Dataset records:
▼▼▼

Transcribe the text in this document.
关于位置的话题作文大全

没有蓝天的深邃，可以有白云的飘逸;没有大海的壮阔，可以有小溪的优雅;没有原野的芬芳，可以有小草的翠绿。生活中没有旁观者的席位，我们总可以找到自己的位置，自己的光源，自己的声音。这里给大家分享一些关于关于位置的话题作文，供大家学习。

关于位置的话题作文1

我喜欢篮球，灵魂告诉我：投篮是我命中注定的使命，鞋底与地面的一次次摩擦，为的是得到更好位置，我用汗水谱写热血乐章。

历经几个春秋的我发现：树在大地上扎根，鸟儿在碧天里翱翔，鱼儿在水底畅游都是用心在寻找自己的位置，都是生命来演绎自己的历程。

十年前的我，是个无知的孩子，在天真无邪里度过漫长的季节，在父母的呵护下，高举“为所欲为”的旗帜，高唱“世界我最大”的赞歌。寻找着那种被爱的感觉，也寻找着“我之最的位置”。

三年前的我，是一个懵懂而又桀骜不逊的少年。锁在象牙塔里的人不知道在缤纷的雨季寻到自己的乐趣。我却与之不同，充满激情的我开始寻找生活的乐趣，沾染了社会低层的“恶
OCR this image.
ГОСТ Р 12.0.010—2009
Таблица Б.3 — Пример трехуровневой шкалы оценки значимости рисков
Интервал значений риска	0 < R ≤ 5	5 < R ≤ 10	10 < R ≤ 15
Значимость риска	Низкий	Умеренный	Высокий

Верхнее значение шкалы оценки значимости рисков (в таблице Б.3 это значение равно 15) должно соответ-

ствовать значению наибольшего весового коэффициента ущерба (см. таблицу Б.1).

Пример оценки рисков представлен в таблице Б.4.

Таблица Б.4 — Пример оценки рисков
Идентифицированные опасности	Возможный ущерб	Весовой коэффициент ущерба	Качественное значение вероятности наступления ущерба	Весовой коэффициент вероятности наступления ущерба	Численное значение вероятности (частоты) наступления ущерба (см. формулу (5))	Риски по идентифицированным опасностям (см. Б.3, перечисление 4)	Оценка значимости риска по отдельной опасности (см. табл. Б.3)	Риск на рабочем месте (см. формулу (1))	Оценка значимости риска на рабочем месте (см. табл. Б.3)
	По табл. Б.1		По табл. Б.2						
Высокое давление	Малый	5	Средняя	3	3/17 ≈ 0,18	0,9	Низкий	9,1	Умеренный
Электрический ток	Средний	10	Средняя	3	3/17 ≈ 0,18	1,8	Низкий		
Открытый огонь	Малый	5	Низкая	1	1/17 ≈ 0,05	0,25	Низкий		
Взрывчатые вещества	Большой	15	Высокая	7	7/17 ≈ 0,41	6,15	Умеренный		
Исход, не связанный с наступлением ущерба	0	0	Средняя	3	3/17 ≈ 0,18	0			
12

▲▲▲

Take each line containing the string "шкалы" and copy it out.

ANSWER TO THE PROBLEM:
Таблица Б.3 — Пример трехуровневой шкалы оценки значимости рисков
Верхнее значение шкалы оценки значимости рисков (в таблице Б.3 это значение равно 15) должно соответ-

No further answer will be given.